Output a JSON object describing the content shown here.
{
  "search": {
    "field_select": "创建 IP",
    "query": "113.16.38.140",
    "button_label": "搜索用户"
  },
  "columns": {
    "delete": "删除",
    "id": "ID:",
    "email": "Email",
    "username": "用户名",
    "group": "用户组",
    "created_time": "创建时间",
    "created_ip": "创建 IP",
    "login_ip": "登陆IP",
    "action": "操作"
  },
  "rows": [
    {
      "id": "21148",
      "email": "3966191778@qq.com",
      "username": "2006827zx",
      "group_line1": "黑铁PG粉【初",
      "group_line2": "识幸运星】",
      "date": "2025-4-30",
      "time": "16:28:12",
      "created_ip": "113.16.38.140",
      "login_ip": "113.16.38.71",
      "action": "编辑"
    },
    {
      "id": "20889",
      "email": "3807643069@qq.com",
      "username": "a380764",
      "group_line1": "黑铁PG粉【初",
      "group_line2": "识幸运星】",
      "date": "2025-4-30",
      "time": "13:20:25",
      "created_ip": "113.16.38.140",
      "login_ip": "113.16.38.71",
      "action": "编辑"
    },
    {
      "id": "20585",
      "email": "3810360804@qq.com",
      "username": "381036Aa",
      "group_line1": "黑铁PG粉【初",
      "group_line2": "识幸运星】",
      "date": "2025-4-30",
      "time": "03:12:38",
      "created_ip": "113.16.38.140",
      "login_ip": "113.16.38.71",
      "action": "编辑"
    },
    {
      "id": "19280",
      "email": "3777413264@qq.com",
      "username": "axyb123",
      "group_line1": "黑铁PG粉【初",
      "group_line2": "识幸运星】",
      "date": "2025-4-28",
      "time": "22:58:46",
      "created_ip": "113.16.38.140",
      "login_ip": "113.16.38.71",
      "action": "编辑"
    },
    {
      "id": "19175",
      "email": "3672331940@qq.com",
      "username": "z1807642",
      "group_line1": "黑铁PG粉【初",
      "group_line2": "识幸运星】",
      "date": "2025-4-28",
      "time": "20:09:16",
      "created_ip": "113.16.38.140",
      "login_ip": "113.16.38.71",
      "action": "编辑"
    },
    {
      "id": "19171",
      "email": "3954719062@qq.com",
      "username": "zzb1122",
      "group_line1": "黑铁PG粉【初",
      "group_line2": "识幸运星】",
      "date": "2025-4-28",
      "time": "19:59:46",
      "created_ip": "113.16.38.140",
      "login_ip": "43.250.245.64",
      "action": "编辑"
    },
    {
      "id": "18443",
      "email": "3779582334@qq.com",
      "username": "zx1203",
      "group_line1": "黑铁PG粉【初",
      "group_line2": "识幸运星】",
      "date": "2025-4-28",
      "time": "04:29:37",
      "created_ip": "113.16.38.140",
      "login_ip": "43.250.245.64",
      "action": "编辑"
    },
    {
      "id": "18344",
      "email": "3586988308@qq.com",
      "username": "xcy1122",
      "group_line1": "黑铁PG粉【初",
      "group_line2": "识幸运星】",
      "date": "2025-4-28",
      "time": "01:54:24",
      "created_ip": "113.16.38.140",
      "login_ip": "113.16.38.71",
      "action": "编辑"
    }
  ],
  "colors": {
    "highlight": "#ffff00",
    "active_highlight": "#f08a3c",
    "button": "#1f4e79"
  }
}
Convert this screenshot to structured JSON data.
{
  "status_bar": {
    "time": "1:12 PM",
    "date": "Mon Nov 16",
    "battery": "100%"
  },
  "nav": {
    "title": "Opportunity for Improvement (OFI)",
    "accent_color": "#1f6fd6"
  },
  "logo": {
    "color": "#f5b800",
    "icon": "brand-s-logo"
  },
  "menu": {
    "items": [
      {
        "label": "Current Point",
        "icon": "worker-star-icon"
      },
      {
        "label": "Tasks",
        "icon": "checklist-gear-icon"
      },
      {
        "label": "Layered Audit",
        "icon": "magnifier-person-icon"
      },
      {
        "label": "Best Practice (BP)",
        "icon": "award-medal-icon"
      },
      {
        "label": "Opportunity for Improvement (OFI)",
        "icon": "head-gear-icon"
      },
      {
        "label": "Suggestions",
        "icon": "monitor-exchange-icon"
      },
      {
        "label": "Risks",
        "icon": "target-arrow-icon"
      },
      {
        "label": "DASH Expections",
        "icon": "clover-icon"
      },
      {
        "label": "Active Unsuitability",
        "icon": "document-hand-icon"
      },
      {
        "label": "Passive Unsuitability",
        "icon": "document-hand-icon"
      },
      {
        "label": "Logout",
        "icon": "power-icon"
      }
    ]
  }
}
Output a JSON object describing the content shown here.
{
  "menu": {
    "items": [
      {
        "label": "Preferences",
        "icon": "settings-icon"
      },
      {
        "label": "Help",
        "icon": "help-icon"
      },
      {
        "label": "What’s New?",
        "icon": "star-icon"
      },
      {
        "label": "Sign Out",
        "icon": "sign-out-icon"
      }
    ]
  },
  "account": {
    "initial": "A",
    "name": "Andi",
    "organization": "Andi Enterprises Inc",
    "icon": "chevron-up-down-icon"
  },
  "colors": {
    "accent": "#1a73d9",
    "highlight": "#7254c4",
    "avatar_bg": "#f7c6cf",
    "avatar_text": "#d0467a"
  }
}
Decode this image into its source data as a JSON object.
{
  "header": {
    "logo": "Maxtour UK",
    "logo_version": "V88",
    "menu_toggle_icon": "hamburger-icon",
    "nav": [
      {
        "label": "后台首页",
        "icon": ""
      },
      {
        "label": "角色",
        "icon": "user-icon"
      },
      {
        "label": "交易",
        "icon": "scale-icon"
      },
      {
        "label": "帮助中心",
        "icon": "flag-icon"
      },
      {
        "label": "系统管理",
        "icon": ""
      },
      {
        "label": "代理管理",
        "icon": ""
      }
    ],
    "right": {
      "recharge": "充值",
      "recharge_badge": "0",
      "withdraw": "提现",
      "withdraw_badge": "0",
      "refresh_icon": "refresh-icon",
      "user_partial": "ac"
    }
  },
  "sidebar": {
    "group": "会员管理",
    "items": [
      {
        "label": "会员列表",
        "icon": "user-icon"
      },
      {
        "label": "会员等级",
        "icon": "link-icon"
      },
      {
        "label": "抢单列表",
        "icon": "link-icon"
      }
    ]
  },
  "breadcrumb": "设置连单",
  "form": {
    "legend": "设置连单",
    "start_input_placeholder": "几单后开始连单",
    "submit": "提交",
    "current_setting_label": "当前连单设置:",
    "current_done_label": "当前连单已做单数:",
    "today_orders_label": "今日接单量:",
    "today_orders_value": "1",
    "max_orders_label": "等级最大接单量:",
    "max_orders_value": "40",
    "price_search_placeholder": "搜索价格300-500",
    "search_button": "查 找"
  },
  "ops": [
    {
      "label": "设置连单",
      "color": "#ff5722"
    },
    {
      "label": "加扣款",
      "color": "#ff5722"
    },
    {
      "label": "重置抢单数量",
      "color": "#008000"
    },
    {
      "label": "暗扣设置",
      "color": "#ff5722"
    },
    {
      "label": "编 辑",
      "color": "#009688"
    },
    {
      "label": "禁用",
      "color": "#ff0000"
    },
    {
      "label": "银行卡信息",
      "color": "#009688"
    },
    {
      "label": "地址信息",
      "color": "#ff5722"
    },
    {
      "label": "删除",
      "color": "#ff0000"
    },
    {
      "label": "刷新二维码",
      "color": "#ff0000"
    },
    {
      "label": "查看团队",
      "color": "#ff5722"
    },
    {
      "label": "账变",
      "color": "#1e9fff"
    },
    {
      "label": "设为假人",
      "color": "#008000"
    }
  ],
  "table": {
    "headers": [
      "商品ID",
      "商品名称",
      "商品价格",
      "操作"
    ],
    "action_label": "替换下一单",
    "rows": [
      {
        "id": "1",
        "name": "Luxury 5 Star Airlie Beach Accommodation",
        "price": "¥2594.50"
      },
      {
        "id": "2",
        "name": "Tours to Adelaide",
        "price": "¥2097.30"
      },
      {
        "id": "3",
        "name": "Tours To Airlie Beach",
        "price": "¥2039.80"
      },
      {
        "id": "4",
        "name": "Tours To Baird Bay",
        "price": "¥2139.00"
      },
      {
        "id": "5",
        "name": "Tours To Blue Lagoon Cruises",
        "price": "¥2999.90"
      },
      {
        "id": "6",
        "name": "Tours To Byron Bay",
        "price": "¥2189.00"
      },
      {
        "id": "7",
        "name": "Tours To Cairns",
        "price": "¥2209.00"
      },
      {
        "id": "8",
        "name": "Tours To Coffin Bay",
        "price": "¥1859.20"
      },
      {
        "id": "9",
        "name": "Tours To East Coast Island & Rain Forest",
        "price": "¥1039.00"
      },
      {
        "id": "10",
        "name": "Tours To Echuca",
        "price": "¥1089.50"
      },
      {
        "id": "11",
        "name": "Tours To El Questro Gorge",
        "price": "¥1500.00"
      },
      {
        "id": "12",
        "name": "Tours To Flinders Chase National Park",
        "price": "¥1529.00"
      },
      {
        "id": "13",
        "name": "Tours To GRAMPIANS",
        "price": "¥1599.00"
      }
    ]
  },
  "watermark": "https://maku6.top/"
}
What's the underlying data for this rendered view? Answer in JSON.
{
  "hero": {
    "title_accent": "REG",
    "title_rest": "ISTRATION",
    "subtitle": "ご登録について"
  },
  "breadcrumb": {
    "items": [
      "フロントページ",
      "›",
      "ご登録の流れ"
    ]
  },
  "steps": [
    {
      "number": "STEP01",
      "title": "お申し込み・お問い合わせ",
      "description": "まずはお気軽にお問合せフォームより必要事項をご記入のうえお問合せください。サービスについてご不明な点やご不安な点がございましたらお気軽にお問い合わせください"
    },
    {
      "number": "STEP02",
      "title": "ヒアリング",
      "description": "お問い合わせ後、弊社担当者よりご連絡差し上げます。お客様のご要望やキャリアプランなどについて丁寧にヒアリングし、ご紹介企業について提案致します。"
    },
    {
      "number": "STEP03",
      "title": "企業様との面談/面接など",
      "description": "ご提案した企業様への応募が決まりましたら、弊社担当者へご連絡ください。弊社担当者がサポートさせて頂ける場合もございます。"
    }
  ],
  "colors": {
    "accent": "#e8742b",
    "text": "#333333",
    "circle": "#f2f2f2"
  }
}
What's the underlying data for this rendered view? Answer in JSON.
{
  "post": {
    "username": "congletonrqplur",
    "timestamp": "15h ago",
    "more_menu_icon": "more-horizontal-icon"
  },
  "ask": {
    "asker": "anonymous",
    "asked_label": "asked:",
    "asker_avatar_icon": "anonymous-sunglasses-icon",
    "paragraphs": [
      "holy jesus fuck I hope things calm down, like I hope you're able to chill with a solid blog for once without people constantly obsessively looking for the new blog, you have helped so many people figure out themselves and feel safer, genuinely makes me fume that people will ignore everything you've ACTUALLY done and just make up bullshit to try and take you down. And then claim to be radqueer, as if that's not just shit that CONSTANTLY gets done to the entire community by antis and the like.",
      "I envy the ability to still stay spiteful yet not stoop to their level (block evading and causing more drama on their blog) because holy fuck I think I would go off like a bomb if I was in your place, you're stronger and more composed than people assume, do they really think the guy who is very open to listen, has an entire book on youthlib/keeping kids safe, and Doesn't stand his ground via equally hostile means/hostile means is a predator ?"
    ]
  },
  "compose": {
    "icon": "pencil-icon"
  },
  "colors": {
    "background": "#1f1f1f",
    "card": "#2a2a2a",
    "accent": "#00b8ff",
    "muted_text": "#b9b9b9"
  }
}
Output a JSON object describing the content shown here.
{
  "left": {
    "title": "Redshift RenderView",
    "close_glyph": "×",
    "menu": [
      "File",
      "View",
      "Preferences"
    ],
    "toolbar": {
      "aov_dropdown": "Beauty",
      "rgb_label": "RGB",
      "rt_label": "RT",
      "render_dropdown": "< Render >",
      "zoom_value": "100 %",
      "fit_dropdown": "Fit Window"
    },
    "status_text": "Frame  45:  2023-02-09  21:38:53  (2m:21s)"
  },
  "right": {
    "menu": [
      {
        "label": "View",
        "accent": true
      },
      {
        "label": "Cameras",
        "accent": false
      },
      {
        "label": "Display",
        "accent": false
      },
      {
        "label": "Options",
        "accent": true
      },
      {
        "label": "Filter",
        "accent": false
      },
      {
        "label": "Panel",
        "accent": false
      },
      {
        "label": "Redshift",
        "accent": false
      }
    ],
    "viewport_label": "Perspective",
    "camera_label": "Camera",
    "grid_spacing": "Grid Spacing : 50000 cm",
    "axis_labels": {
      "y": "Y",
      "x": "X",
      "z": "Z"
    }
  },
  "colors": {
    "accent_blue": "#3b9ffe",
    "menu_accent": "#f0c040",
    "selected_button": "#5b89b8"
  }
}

-.-.-

Short problem: Copy out each line of the material that holds the word "Beach".

Exercise answer:
        "name": "Luxury 5 Star Airlie Beach Accommodation",
        "name": "Tours To Airlie Beach",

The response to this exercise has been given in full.